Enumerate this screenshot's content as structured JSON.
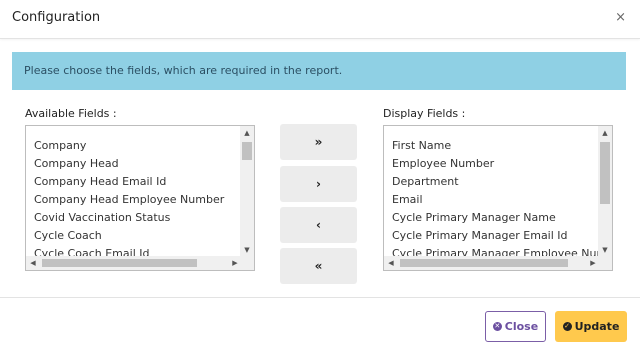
{
  "dialog": {
    "title": "Configuration",
    "close_symbol": "×"
  },
  "info": {
    "message": "Please choose the fields, which are required in the report."
  },
  "available": {
    "label": "Available Fields :",
    "items": [
      "Company",
      "Company Head",
      "Company Head Email Id",
      "Company Head Employee Number",
      "Covid Vaccination Status",
      "Cycle Coach",
      "Cycle Coach Email Id"
    ]
  },
  "display": {
    "label": "Display Fields :",
    "items": [
      "First Name",
      "Employee Number",
      "Department",
      "Email",
      "Cycle Primary Manager Name",
      "Cycle Primary Manager Email Id",
      "Cycle Primary Manager Employee Number"
    ]
  },
  "move_buttons": {
    "add_all": "»",
    "add": "›",
    "remove": "‹",
    "remove_all": "«"
  },
  "footer": {
    "close_label": "Close",
    "update_label": "Update"
  },
  "icons": {
    "close": "times-circle-icon",
    "update": "check-circle-icon"
  },
  "colors": {
    "info_bg": "#8fd0e4",
    "update_bg": "#ffc94d",
    "close_border": "#7b5ea7"
  }
}
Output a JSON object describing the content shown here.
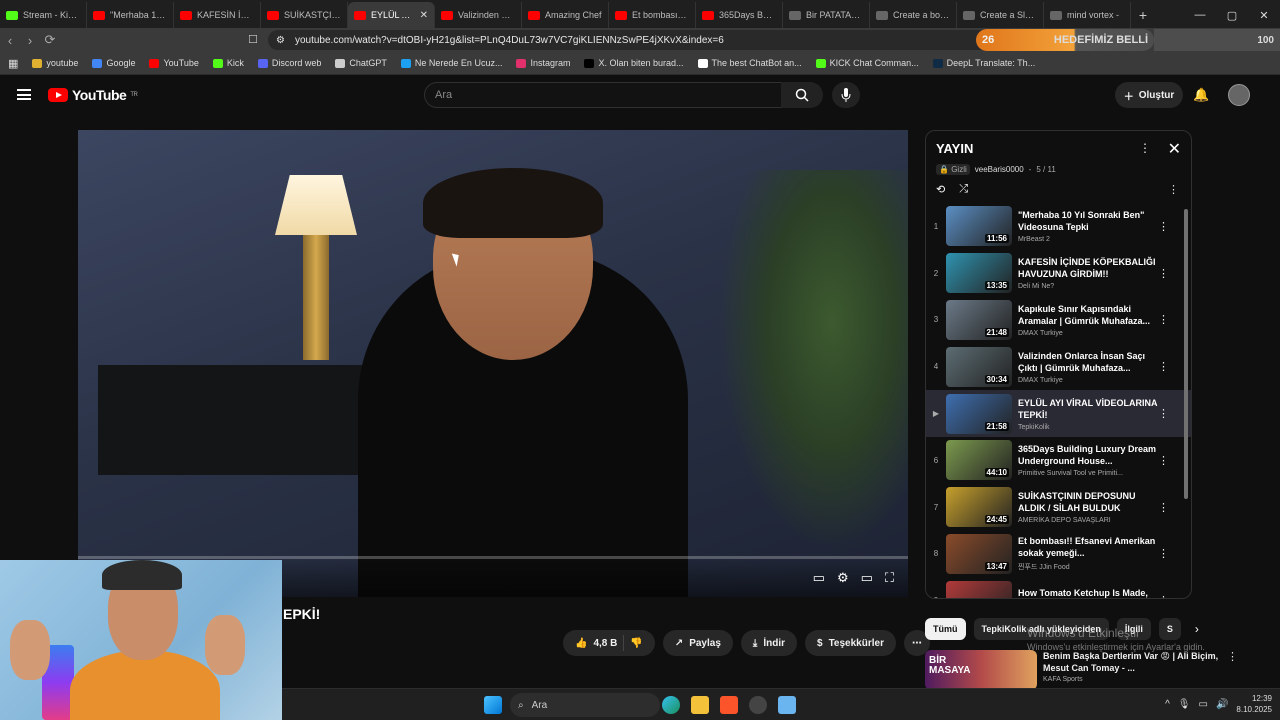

◆ **Problem description**
State how many lines of the records hold the string "Email", and nothing else.

◆ **The solution**
4